— Start —

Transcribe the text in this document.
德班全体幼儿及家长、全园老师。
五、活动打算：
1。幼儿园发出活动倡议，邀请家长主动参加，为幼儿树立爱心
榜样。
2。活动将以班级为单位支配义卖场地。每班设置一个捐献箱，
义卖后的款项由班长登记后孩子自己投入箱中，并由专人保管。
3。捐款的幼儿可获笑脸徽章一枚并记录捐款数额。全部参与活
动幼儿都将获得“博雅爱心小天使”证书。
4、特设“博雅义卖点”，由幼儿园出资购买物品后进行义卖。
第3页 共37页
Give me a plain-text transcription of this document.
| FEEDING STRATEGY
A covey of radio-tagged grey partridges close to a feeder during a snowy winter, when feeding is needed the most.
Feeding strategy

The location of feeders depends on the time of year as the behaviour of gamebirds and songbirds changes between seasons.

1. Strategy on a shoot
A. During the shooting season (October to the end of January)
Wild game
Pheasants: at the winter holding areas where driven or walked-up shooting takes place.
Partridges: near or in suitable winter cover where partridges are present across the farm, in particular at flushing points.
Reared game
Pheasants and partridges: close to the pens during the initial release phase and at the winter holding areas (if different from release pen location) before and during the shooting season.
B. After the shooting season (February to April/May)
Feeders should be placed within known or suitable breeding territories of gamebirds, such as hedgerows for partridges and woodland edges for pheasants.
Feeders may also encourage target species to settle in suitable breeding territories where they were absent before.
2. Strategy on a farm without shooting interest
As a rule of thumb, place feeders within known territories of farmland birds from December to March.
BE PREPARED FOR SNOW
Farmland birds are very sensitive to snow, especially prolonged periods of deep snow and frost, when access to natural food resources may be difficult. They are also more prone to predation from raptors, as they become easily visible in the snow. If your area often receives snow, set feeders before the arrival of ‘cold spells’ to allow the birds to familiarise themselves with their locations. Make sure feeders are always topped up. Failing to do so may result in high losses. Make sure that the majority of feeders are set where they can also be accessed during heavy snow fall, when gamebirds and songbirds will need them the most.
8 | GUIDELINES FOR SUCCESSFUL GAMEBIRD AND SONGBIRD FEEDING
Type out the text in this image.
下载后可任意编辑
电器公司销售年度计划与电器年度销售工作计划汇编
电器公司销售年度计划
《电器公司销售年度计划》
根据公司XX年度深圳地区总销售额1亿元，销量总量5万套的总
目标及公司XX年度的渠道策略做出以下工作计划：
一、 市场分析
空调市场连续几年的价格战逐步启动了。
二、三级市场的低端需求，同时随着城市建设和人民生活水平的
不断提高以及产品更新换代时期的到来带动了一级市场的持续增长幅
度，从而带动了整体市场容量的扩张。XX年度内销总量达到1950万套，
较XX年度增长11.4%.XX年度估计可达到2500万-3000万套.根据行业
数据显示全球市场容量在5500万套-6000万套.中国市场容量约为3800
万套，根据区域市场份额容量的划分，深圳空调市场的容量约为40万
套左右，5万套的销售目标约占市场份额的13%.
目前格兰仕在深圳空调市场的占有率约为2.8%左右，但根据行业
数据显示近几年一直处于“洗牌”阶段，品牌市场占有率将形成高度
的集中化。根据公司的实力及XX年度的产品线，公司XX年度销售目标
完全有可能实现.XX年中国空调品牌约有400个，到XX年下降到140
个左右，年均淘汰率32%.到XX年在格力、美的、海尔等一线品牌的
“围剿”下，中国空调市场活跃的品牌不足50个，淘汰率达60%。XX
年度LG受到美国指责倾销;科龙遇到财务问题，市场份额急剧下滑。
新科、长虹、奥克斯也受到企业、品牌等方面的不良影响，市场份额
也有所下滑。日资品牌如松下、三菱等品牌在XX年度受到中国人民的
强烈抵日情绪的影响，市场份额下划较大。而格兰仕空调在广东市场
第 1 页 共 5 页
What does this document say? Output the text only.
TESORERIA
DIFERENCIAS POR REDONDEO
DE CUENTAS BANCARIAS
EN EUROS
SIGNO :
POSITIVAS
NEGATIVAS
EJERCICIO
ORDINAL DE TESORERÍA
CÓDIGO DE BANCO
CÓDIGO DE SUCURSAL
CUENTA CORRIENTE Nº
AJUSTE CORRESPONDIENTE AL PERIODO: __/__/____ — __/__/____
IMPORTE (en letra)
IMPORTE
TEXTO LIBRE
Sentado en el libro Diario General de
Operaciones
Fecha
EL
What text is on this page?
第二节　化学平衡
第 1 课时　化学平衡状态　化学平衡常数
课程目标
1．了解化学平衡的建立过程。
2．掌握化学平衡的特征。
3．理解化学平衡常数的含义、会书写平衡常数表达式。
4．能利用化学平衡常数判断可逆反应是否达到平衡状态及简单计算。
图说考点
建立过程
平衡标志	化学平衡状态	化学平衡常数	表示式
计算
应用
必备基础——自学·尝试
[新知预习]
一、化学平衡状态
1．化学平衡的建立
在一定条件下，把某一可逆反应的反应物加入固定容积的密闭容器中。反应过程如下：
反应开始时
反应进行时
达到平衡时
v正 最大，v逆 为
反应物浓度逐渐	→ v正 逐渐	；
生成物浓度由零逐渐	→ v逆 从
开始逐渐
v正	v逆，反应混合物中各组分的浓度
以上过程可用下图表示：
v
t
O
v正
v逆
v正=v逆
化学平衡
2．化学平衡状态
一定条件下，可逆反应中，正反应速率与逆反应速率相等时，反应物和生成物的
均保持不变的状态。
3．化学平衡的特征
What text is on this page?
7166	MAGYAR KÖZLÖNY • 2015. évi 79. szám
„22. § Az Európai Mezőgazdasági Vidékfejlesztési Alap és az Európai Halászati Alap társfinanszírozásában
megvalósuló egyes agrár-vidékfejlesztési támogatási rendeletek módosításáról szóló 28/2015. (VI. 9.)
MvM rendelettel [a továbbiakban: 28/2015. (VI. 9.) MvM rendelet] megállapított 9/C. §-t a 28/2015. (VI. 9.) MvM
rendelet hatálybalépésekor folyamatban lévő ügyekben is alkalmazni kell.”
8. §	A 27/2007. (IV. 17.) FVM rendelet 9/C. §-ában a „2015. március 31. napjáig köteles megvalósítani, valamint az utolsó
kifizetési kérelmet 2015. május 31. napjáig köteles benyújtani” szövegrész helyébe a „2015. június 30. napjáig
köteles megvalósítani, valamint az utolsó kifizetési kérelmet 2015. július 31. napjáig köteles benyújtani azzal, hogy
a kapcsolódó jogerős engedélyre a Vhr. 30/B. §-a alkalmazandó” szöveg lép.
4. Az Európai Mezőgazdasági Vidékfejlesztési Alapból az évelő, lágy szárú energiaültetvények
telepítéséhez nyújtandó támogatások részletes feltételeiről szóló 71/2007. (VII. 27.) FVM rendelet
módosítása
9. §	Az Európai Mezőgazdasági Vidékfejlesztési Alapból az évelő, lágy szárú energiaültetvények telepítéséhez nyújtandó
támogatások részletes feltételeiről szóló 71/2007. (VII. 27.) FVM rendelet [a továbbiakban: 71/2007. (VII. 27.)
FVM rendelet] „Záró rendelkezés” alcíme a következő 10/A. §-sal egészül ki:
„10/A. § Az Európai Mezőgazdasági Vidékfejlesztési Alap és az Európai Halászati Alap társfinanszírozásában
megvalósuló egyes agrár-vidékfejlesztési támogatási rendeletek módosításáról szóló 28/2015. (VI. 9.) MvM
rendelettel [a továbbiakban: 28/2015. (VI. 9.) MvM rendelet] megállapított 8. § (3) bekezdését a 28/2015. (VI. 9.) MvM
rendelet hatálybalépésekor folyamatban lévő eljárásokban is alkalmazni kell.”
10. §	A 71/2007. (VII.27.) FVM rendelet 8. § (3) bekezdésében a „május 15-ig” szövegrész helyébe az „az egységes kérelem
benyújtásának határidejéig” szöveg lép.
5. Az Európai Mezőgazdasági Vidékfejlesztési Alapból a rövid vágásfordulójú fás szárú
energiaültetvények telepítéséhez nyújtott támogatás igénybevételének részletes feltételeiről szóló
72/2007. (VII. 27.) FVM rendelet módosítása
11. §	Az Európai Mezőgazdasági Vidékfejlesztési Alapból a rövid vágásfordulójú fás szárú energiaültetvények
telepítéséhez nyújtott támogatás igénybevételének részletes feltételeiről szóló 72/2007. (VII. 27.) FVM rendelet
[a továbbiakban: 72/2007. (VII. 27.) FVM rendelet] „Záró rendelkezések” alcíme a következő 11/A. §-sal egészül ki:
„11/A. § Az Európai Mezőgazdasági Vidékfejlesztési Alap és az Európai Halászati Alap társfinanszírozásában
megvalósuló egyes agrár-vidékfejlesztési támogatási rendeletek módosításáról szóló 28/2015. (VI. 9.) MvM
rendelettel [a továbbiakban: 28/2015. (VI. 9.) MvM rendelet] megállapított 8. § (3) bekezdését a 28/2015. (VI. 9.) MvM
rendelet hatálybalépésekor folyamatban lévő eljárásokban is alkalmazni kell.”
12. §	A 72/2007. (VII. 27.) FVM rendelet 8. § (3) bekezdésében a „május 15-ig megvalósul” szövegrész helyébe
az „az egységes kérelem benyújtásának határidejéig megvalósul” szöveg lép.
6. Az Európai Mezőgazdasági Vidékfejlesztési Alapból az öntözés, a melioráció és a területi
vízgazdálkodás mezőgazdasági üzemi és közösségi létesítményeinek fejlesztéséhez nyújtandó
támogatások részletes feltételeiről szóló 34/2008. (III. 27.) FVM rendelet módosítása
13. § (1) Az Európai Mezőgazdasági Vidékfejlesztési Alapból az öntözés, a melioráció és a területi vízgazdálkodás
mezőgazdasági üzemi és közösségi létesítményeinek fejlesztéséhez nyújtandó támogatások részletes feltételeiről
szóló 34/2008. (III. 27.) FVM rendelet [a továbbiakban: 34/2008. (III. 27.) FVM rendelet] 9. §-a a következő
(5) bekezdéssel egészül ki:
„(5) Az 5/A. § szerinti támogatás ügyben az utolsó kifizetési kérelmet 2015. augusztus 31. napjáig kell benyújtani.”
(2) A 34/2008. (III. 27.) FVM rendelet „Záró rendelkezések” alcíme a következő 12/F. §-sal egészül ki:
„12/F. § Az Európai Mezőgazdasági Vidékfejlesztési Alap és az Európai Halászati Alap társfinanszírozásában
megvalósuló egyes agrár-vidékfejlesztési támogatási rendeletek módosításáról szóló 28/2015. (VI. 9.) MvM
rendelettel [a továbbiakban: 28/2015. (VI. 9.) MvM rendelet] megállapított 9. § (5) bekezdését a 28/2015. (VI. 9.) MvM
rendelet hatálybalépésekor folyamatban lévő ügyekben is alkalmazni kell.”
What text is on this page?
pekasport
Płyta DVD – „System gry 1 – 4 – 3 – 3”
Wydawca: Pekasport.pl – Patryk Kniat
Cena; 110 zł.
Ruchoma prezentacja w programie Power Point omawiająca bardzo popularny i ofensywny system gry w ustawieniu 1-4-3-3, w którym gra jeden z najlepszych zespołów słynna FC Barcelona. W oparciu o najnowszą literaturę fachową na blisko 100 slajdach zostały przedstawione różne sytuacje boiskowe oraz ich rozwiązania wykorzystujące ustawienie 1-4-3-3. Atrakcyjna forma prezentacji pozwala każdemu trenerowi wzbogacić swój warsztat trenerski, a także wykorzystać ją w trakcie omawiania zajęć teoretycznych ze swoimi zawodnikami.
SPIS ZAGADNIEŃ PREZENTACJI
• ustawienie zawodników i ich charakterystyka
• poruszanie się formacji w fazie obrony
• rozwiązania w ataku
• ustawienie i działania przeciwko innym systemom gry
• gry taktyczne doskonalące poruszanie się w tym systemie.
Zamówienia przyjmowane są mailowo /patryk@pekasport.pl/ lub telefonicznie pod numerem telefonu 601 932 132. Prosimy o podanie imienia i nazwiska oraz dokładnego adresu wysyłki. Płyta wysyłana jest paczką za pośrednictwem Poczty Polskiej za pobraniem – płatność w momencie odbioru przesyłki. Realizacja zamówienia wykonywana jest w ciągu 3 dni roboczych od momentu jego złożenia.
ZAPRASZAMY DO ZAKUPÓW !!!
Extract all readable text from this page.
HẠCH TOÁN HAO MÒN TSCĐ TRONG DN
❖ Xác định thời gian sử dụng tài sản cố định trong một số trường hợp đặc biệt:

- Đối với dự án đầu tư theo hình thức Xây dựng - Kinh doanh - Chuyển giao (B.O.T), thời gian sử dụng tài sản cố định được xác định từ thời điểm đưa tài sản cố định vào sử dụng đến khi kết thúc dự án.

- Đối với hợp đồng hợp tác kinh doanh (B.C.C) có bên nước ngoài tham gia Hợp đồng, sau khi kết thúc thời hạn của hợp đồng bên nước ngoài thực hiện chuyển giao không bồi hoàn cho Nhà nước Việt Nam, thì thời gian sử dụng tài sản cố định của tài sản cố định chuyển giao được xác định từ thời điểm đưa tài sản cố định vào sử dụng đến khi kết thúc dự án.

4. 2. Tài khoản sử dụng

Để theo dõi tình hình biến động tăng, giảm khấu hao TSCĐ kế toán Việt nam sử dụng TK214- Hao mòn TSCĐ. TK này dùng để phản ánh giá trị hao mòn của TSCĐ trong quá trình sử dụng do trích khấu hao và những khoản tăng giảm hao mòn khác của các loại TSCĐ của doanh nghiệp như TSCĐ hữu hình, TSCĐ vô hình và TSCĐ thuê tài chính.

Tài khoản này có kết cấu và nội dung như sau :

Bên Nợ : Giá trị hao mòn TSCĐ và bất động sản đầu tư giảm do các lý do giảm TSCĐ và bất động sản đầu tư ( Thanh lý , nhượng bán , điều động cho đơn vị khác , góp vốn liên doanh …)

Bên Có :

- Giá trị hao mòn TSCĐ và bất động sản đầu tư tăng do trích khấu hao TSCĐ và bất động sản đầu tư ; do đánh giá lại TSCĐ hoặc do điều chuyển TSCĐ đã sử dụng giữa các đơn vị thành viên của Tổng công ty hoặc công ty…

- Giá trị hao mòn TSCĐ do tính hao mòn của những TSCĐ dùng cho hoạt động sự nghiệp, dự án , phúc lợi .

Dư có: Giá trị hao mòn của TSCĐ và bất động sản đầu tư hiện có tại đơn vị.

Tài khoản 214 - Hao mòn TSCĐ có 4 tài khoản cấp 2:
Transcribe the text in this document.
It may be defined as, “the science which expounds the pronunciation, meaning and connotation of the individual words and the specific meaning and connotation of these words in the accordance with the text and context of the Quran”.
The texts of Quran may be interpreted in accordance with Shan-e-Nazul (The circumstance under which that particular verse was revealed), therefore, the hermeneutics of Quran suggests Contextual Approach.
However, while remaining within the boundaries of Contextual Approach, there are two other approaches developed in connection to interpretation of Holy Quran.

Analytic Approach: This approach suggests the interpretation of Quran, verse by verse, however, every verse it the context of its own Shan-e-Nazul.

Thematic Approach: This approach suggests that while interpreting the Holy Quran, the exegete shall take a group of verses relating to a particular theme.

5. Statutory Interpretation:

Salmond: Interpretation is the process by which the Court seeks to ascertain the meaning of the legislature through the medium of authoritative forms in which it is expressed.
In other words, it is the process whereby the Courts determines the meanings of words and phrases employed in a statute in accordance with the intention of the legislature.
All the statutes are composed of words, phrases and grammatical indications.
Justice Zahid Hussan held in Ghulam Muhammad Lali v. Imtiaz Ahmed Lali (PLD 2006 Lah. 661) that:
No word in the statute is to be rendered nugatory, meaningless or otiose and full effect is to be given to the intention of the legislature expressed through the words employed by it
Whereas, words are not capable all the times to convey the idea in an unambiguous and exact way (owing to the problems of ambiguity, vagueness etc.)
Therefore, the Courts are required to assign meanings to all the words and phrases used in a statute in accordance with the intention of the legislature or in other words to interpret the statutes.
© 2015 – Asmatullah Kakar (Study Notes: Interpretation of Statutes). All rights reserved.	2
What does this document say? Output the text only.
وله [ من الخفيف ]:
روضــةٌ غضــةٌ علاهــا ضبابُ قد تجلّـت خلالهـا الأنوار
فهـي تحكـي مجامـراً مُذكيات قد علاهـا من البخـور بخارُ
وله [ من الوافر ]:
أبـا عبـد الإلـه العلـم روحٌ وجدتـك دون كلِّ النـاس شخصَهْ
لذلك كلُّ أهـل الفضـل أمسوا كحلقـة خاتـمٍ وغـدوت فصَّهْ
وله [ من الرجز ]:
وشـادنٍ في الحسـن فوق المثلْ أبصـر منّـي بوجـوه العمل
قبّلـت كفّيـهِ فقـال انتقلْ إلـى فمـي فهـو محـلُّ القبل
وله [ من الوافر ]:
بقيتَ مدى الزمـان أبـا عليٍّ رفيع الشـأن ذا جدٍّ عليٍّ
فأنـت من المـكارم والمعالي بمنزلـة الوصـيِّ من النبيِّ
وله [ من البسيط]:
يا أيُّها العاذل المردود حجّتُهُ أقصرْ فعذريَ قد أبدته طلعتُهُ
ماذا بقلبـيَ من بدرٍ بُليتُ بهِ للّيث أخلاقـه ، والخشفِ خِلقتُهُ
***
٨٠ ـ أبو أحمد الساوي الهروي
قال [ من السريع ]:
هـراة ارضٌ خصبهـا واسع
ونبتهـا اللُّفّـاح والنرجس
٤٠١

— End —

> **Brief**
Which lines hold the word "أبـا"? Copy all of them.

> **Task solution**
أبـا عبـد الإلـه العلـم روحٌ وجدتـك دون كلِّ النـاس شخصَهْ
بقيتَ مدى الزمـان أبـا عليٍّ رفيع الشـأن ذا جدٍّ عليٍّ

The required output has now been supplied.